Could you write out every entry exactly as it stands?

━━ EXTRACTED RECORDS ━━

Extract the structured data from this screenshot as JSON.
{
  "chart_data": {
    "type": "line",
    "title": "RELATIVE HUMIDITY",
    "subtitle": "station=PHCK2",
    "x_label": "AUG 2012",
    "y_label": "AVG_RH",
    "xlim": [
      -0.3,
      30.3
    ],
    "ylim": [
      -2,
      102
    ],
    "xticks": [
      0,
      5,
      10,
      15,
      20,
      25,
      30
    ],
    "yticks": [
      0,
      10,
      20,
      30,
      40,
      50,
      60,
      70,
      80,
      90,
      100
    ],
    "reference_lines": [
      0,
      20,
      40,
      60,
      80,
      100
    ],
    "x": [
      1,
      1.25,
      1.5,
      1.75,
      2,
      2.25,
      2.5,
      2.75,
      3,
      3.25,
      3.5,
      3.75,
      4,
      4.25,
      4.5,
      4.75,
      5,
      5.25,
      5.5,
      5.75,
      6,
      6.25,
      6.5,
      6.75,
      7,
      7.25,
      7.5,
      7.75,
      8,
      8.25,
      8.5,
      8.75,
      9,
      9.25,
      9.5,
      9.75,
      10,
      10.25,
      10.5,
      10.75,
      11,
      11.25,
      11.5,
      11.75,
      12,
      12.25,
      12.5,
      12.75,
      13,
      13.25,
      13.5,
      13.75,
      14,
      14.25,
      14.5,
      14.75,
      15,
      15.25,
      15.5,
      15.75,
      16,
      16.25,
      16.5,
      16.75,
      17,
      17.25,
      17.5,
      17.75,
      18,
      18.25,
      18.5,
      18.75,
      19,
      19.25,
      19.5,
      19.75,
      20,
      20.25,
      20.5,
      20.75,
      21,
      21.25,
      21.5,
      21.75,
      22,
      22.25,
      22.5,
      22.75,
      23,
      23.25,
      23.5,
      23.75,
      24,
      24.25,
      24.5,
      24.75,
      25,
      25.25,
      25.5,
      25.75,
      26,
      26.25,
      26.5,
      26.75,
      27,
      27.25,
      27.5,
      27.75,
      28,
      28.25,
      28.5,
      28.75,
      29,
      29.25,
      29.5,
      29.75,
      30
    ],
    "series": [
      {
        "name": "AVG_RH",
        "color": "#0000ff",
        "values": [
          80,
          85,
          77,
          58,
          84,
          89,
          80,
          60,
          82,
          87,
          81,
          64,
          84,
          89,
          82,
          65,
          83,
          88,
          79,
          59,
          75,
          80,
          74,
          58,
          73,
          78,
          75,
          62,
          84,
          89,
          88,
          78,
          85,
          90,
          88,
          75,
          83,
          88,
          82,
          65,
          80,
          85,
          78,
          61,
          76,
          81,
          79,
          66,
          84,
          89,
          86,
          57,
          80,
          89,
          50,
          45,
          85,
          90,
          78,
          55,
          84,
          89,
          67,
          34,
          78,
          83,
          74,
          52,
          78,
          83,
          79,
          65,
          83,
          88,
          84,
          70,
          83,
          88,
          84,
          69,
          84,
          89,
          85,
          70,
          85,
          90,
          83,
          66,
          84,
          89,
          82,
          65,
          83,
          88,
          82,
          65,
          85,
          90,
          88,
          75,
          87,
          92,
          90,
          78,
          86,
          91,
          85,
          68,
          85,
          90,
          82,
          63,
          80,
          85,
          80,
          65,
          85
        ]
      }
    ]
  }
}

━━━

• RESULT OF THE EXERCISE:
Extract the structured data from this screenshot as JSON.
{
  "chart_data": {
    "type": "line",
    "title": "RELATIVE HUMIDITY",
    "subtitle": "station=PHCK2",
    "x_label": "AUG 2012",
    "y_label": "AVG_RH",
    "xlim": [
      -0.3,
      30.3
    ],
    "ylim": [
      -2,
      102
    ],
    "xticks": [
      0,
      5,
      10,
      15,
      20,
      25,
      30
    ],
    "yticks": [
      0,
      10,
      20,
      30,
      40,
      50,
      60,
      70,
      80,
      90,
      100
    ],
    "reference_lines": [
      0,
      20,
      40,
      60,
      80,
      100
    ],
    "x": [
      1,
      1.25,
      1.5,
      1.75,
      2,
      2.25,
      2.5,
      2.75,
      3,
      3.25,
      3.5,
      3.75,
      4,
      4.25,
      4.5,
      4.75,
      5,
      5.25,
      5.5,
      5.75,
      6,
      6.25,
      6.5,
      6.75,
      7,
      7.25,
      7.5,
      7.75,
      8,
      8.25,
      8.5,
      8.75,
      9,
      9.25,
      9.5,
      9.75,
      10,
      10.25,
      10.5,
      10.75,
      11,
      11.25,
      11.5,
      11.75,
      12,
      12.25,
      12.5,
      12.75,
      13,
      13.25,
      13.5,
      13.75,
      14,
      14.25,
      14.5,
      14.75,
      15,
      15.25,
      15.5,
      15.75,
      16,
      16.25,
      16.5,
      16.75,
      17,
      17.25,
      17.5,
      17.75,
      18,
      18.25,
      18.5,
      18.75,
      19,
      19.25,
      19.5,
      19.75,
      20,
      20.25,
      20.5,
      20.75,
      21,
      21.25,
      21.5,
      21.75,
      22,
      22.25,
      22.5,
      22.75,
      23,
      23.25,
      23.5,
      23.75,
      24,
      24.25,
      24.5,
      24.75,
      25,
      25.25,
      25.5,
      25.75,
      26,
      26.25,
      26.5,
      26.75,
      27,
      27.25,
      27.5,
      27.75,
      28,
      28.25,
      28.5,
      28.75,
      29,
      29.25,
      29.5,
      29.75,
      30
    ],
    "series": [
      {
        "name": "AVG_RH",
        "color": "#0000ff",
        "values": [
          80,
          85,
          77,
          58,
          84,
          89,
          80,
          60,
          82,
          87,
          81,
          64,
          84,
          89,
          82,
          65,
          83,
          88,
          79,
          59,
          75,
          80,
          74,
          58,
          73,
          78,
          75,
          62,
          84,
          89,
          88,
          78,
          85,
          90,
          88,
          75,
          83,
          88,
          82,
          65,
          80,
          85,
          78,
          61,
          76,
          81,
          79,
          66,
          84,
          89,
          86,
          57,
          80,
          89,
          50,
          45,
          85,
          90,
          78,
          55,
          84,
          89,
          67,
          34,
          78,
          83,
          74,
          52,
          78,
          83,
          79,
          65,
          83,
          88,
          84,
          70,
          83,
          88,
          84,
          69,
          84,
          89,
          85,
          70,
          85,
          90,
          83,
          66,
          84,
          89,
          82,
          65,
          83,
          88,
          82,
          65,
          85,
          90,
          88,
          75,
          87,
          92,
          90,
          78,
          86,
          91,
          85,
          68,
          85,
          90,
          82,
          63,
          80,
          85,
          80,
          65,
          85
        ]
      }
    ]
  }
}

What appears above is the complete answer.